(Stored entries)
· · · ·

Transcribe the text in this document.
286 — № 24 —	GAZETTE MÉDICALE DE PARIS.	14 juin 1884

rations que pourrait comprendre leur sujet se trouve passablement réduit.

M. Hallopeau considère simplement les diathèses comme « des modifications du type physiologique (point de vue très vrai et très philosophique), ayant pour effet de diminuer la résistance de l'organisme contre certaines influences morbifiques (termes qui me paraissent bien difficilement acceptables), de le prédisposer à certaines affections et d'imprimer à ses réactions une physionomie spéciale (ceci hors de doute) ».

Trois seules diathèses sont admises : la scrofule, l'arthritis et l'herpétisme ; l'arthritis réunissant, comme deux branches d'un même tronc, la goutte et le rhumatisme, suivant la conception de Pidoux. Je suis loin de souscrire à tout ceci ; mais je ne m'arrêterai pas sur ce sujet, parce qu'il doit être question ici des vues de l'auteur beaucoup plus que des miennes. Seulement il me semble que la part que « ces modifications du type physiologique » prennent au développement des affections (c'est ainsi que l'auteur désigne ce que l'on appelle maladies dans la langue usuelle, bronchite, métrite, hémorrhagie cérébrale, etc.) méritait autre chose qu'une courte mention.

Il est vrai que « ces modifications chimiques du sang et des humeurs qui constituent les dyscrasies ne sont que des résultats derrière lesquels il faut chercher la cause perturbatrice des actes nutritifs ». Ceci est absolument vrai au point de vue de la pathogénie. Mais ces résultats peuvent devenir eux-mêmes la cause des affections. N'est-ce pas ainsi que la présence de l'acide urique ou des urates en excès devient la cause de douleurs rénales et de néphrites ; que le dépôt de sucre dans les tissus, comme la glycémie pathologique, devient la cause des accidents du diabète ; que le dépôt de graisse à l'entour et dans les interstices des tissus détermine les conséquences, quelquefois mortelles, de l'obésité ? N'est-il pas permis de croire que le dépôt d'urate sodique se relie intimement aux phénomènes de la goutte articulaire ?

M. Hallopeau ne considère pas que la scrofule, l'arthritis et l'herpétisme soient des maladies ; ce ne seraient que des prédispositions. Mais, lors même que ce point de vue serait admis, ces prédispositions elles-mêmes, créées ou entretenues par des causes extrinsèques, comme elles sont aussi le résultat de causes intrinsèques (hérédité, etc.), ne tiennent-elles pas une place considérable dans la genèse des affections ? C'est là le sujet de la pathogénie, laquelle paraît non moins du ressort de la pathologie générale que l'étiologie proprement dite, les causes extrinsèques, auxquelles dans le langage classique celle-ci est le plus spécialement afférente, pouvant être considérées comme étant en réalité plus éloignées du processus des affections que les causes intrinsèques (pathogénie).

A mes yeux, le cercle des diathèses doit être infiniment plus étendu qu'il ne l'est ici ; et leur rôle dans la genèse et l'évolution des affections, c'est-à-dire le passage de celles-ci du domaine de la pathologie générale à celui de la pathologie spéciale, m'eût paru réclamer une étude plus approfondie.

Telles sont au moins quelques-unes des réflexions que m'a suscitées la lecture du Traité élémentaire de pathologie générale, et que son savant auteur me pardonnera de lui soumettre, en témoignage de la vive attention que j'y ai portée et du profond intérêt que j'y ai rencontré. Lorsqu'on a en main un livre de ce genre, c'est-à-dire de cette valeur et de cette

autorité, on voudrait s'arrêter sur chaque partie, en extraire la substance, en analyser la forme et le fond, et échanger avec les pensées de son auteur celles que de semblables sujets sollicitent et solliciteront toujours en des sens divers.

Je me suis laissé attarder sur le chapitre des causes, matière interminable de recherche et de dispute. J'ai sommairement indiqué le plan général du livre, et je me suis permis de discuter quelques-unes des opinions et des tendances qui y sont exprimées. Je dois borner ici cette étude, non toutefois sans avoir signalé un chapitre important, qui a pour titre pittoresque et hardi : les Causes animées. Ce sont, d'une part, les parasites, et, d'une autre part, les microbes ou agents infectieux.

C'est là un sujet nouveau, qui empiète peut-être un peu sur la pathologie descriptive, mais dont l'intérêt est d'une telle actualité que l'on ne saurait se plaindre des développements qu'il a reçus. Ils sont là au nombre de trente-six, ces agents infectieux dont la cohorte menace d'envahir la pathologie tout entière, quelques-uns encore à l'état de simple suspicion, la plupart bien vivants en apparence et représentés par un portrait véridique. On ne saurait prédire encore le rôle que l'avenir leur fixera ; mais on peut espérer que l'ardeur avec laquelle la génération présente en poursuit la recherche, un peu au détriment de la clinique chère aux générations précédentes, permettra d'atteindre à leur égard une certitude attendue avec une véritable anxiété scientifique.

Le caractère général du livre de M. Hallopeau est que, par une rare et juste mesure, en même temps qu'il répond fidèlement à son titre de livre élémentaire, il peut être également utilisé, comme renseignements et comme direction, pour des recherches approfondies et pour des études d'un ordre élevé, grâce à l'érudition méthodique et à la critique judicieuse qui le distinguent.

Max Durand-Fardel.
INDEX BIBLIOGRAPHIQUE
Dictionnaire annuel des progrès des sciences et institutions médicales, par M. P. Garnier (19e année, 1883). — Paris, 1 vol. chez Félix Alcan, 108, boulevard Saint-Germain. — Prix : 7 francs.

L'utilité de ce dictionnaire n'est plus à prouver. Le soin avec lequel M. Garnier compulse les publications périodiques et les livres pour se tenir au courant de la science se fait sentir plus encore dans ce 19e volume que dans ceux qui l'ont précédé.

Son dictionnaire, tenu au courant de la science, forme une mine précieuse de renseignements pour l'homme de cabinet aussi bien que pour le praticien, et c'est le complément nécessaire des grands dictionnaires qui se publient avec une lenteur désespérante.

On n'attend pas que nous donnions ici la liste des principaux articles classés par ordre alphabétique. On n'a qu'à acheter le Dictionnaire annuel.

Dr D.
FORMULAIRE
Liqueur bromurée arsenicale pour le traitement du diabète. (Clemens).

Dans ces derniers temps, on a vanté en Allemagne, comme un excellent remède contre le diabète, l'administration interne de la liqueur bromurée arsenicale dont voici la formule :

· · · ·

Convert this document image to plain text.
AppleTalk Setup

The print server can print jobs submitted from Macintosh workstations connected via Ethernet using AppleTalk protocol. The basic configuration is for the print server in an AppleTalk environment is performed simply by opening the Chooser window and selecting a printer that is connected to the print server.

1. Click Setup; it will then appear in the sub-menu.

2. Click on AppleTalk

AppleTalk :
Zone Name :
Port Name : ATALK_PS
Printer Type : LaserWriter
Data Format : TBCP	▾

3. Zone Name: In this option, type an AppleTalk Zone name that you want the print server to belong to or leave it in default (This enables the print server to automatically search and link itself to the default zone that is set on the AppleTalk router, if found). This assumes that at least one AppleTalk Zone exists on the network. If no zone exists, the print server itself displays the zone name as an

· · · ·

■ **Aim**:
What is the number of lines containing "Click"? Give that number only.

■ **Task answer**:
2